#### The input

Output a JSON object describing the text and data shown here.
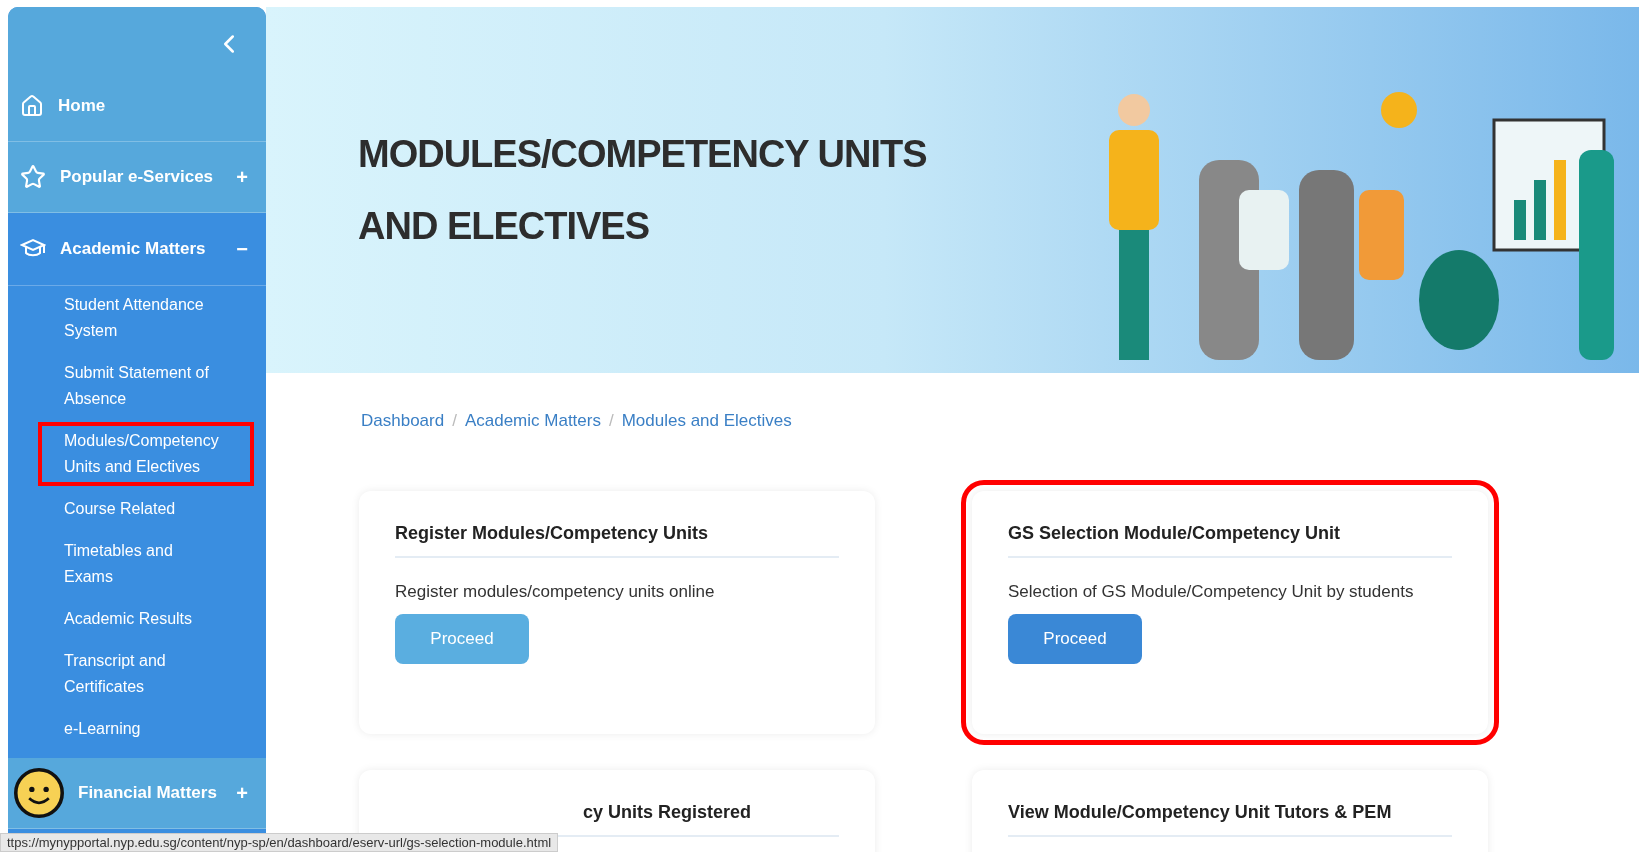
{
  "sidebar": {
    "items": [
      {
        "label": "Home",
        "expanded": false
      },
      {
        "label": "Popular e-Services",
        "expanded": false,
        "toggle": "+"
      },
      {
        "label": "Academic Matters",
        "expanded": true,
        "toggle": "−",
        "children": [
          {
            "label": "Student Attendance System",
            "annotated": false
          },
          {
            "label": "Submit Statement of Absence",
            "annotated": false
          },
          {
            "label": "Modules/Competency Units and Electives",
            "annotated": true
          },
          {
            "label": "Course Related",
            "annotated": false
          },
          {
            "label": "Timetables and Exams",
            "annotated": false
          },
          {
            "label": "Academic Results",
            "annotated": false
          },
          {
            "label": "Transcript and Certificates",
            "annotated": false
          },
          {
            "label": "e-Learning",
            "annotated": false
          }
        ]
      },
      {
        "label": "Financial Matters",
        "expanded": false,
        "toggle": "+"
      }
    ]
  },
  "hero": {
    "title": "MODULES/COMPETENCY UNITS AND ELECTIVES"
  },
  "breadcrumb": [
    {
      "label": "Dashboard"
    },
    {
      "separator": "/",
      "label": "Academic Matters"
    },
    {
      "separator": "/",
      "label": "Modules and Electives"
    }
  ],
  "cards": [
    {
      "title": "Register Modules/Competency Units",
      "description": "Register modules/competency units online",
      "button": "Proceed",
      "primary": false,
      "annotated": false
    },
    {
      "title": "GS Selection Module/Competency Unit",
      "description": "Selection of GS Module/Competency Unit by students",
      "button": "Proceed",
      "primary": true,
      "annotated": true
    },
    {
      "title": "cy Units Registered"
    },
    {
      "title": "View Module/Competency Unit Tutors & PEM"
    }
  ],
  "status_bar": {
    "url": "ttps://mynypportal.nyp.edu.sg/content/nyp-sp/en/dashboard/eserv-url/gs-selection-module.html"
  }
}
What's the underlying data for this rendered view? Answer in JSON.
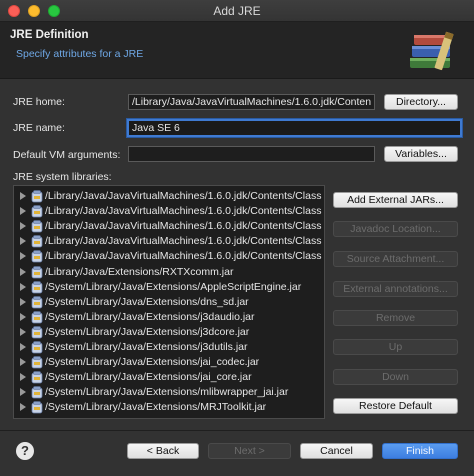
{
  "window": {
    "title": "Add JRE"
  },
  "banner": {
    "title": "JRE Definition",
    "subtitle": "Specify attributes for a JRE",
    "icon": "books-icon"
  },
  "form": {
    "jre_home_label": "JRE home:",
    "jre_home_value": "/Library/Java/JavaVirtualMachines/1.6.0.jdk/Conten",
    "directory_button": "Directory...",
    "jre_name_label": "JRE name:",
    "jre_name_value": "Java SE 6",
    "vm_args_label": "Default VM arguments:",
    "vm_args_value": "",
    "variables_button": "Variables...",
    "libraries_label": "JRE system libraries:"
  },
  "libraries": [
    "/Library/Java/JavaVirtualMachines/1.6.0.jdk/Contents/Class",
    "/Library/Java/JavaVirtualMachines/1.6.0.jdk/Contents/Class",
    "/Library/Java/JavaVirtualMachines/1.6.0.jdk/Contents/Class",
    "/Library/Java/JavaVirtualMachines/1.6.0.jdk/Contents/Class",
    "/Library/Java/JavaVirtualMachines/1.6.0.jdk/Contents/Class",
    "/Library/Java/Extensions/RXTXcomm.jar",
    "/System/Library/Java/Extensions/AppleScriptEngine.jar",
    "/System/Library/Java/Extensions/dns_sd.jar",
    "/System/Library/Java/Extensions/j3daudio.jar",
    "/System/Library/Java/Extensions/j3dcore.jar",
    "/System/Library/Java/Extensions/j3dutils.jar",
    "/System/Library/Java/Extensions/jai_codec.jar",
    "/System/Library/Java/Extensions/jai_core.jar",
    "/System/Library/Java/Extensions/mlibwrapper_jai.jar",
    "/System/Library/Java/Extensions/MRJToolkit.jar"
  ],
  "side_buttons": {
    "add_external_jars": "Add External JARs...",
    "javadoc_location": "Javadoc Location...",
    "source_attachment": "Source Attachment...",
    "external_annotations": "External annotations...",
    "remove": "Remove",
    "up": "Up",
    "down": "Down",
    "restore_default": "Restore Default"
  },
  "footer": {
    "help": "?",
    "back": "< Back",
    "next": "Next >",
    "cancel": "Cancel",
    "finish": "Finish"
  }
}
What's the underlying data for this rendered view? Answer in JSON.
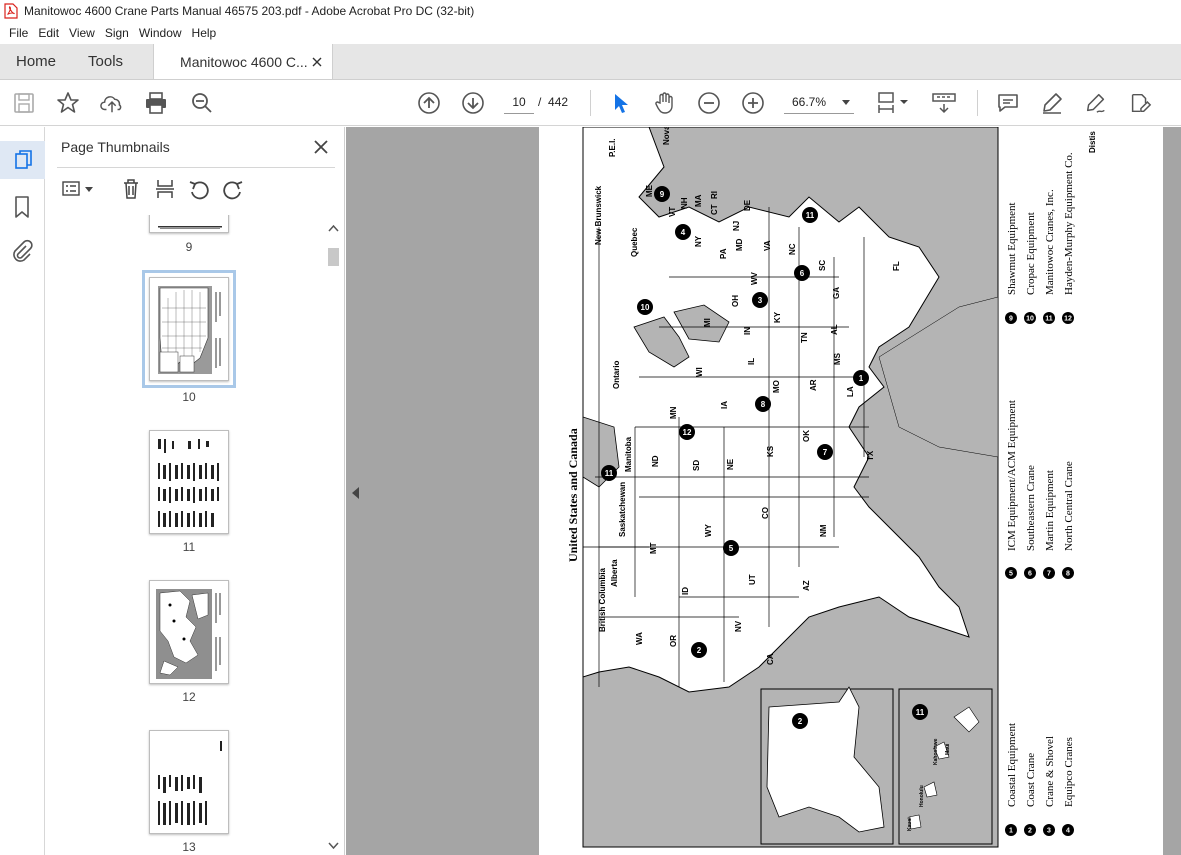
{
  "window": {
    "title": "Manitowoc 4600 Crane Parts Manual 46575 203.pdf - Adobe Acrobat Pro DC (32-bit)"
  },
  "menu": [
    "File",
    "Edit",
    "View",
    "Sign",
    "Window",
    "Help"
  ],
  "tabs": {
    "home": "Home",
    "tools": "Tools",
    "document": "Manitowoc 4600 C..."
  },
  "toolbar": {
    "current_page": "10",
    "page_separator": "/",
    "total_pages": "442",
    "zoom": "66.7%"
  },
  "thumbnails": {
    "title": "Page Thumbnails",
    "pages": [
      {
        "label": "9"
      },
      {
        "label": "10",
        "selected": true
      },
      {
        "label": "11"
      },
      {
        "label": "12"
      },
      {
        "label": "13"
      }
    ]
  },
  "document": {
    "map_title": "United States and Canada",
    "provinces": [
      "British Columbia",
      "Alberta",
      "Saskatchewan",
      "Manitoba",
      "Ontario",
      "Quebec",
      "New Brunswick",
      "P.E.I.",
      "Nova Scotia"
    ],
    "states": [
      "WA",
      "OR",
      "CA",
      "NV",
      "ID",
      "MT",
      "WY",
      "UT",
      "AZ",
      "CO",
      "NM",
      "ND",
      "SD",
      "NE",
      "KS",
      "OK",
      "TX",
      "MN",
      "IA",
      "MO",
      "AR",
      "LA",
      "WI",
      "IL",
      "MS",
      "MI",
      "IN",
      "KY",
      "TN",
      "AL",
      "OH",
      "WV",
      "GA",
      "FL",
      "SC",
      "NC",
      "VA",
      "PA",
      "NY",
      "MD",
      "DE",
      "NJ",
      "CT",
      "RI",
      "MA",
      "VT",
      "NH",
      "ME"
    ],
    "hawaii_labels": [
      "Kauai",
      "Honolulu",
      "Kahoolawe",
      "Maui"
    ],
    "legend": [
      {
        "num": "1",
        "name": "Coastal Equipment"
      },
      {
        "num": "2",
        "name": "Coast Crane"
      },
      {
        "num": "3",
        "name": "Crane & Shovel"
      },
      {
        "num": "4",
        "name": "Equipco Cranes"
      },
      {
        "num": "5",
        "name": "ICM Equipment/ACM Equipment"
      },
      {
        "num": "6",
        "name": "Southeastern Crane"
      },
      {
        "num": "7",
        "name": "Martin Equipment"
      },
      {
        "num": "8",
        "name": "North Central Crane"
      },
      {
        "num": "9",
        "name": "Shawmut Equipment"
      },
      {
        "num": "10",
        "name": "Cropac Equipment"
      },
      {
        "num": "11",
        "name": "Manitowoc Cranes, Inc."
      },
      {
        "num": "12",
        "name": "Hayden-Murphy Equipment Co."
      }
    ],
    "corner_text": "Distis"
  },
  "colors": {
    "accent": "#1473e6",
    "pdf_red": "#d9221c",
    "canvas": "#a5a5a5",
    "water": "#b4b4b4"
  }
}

########

Requirements
Reproduce the data verbatim. Do not carry any picture into the copy.

Problem solution
Output a JSON object describing the text and data shown here.
{
  "sidebar": {
    "items": [
      {
        "label": "Home",
        "expanded": false
      },
      {
        "label": "Popular e-Services",
        "expanded": false,
        "toggle": "+"
      },
      {
        "label": "Academic Matters",
        "expanded": true,
        "toggle": "−",
        "children": [
          {
            "label": "Student Attendance System",
            "annotated": false
          },
          {
            "label": "Submit Statement of Absence",
            "annotated": false
          },
          {
            "label": "Modules/Competency Units and Electives",
            "annotated": true
          },
          {
            "label": "Course Related",
            "annotated": false
          },
          {
            "label": "Timetables and Exams",
            "annotated": false
          },
          {
            "label": "Academic Results",
            "annotated": false
          },
          {
            "label": "Transcript and Certificates",
            "annotated": false
          },
          {
            "label": "e-Learning",
            "annotated": false
          }
        ]
      },
      {
        "label": "Financial Matters",
        "expanded": false,
        "toggle": "+"
      }
    ]
  },
  "hero": {
    "title": "MODULES/COMPETENCY UNITS AND ELECTIVES"
  },
  "breadcrumb": [
    {
      "label": "Dashboard"
    },
    {
      "separator": "/",
      "label": "Academic Matters"
    },
    {
      "separator": "/",
      "label": "Modules and Electives"
    }
  ],
  "cards": [
    {
      "title": "Register Modules/Competency Units",
      "description": "Register modules/competency units online",
      "button": "Proceed",
      "primary": false,
      "annotated": false
    },
    {
      "title": "GS Selection Module/Competency Unit",
      "description": "Selection of GS Module/Competency Unit by students",
      "button": "Proceed",
      "primary": true,
      "annotated": true
    },
    {
      "title": "cy Units Registered"
    },
    {
      "title": "View Module/Competency Unit Tutors & PEM"
    }
  ],
  "status_bar": {
    "url": "ttps://mynypportal.nyp.edu.sg/content/nyp-sp/en/dashboard/eserv-url/gs-selection-module.html"
  }
}
What's the underlying data for this rendered view? Answer in JSON.
{
  "window": {
    "title": "Add JRE"
  },
  "banner": {
    "title": "JRE Definition",
    "subtitle": "Specify attributes for a JRE",
    "icon": "books-icon"
  },
  "form": {
    "jre_home_label": "JRE home:",
    "jre_home_value": "/Library/Java/JavaVirtualMachines/1.6.0.jdk/Conten",
    "directory_button": "Directory...",
    "jre_name_label": "JRE name:",
    "jre_name_value": "Java SE 6",
    "vm_args_label": "Default VM arguments:",
    "vm_args_value": "",
    "variables_button": "Variables...",
    "libraries_label": "JRE system libraries:"
  },
  "libraries": [
    "/Library/Java/JavaVirtualMachines/1.6.0.jdk/Contents/Class",
    "/Library/Java/JavaVirtualMachines/1.6.0.jdk/Contents/Class",
    "/Library/Java/JavaVirtualMachines/1.6.0.jdk/Contents/Class",
    "/Library/Java/JavaVirtualMachines/1.6.0.jdk/Contents/Class",
    "/Library/Java/JavaVirtualMachines/1.6.0.jdk/Contents/Class",
    "/Library/Java/Extensions/RXTXcomm.jar",
    "/System/Library/Java/Extensions/AppleScriptEngine.jar",
    "/System/Library/Java/Extensions/dns_sd.jar",
    "/System/Library/Java/Extensions/j3daudio.jar",
    "/System/Library/Java/Extensions/j3dcore.jar",
    "/System/Library/Java/Extensions/j3dutils.jar",
    "/System/Library/Java/Extensions/jai_codec.jar",
    "/System/Library/Java/Extensions/jai_core.jar",
    "/System/Library/Java/Extensions/mlibwrapper_jai.jar",
    "/System/Library/Java/Extensions/MRJToolkit.jar"
  ],
  "side_buttons": {
    "add_external_jars": "Add External JARs...",
    "javadoc_location": "Javadoc Location...",
    "source_attachment": "Source Attachment...",
    "external_annotations": "External annotations...",
    "remove": "Remove",
    "up": "Up",
    "down": "Down",
    "restore_default": "Restore Default"
  },
  "footer": {
    "help": "?",
    "back": "< Back",
    "next": "Next >",
    "cancel": "Cancel",
    "finish": "Finish"
  }
}
What's the underlying data for this rendered view? Answer in JSON.
{
  "window": {
    "title": "Manitowoc 4600 Crane Parts Manual 46575 203.pdf - Adobe Acrobat Pro DC (32-bit)"
  },
  "menu": [
    "File",
    "Edit",
    "View",
    "Sign",
    "Window",
    "Help"
  ],
  "tabs": {
    "home": "Home",
    "tools": "Tools",
    "document": "Manitowoc 4600 C..."
  },
  "toolbar": {
    "current_page": "10",
    "page_separator": "/",
    "total_pages": "442",
    "zoom": "66.7%"
  },
  "thumbnails": {
    "title": "Page Thumbnails",
    "pages": [
      {
        "label": "9"
      },
      {
        "label": "10",
        "selected": true
      },
      {
        "label": "11"
      },
      {
        "label": "12"
      },
      {
        "label": "13"
      }
    ]
  },
  "document": {
    "map_title": "United States and Canada",
    "provinces": [
      "British Columbia",
      "Alberta",
      "Saskatchewan",
      "Manitoba",
      "Ontario",
      "Quebec",
      "New Brunswick",
      "P.E.I.",
      "Nova Scotia"
    ],
    "states": [
      "WA",
      "OR",
      "CA",
      "NV",
      "ID",
      "MT",
      "WY",
      "UT",
      "AZ",
      "CO",
      "NM",
      "ND",
      "SD",
      "NE",
      "KS",
      "OK",
      "TX",
      "MN",
      "IA",
      "MO",
      "AR",
      "LA",
      "WI",
      "IL",
      "MS",
      "MI",
      "IN",
      "KY",
      "TN",
      "AL",
      "OH",
      "WV",
      "GA",
      "FL",
      "SC",
      "NC",
      "VA",
      "PA",
      "NY",
      "MD",
      "DE",
      "NJ",
      "CT",
      "RI",
      "MA",
      "VT",
      "NH",
      "ME"
    ],
    "hawaii_labels": [
      "Kauai",
      "Honolulu",
      "Kahoolawe",
      "Maui"
    ],
    "legend": [
      {
        "num": "1",
        "name": "Coastal Equipment"
      },
      {
        "num": "2",
        "name": "Coast Crane"
      },
      {
        "num": "3",
        "name": "Crane & Shovel"
      },
      {
        "num": "4",
        "name": "Equipco Cranes"
      },
      {
        "num": "5",
        "name": "ICM Equipment/ACM Equipment"
      },
      {
        "num": "6",
        "name": "Southeastern Crane"
      },
      {
        "num": "7",
        "name": "Martin Equipment"
      },
      {
        "num": "8",
        "name": "North Central Crane"
      },
      {
        "num": "9",
        "name": "Shawmut Equipment"
      },
      {
        "num": "10",
        "name": "Cropac Equipment"
      },
      {
        "num": "11",
        "name": "Manitowoc Cranes, Inc."
      },
      {
        "num": "12",
        "name": "Hayden-Murphy Equipment Co."
      }
    ],
    "corner_text": "Distis"
  },
  "colors": {
    "accent": "#1473e6",
    "pdf_red": "#d9221c",
    "canvas": "#a5a5a5",
    "water": "#b4b4b4"
  }
}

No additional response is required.